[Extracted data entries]
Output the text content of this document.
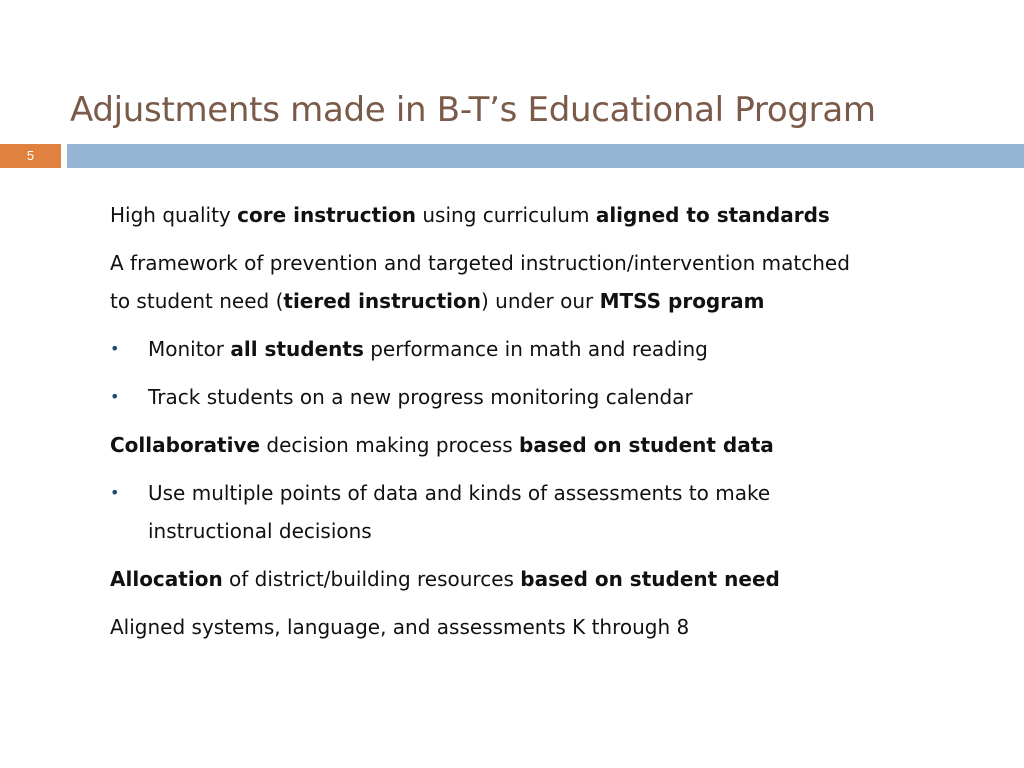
Adjustments made in B-T’s Educational Program
5
High quality core instruction using curriculum aligned to standards
A framework of prevention and targeted instruction/intervention matched
to student need (tiered instruction) under our MTSS program
• Monitor all students performance in math and reading
• Track students on a new progress monitoring calendar
Collaborative decision making process based on student data
• Use multiple points of data and kinds of assessments to make
instructional decisions
Allocation of district/building resources based on student need
Aligned systems, language, and assessments K through 8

#### Your objective
Extract lines where the string "need" occurs.

#### Exercise result
to student need (tiered instruction) under our MTSS program
Allocation of district/building resources based on student need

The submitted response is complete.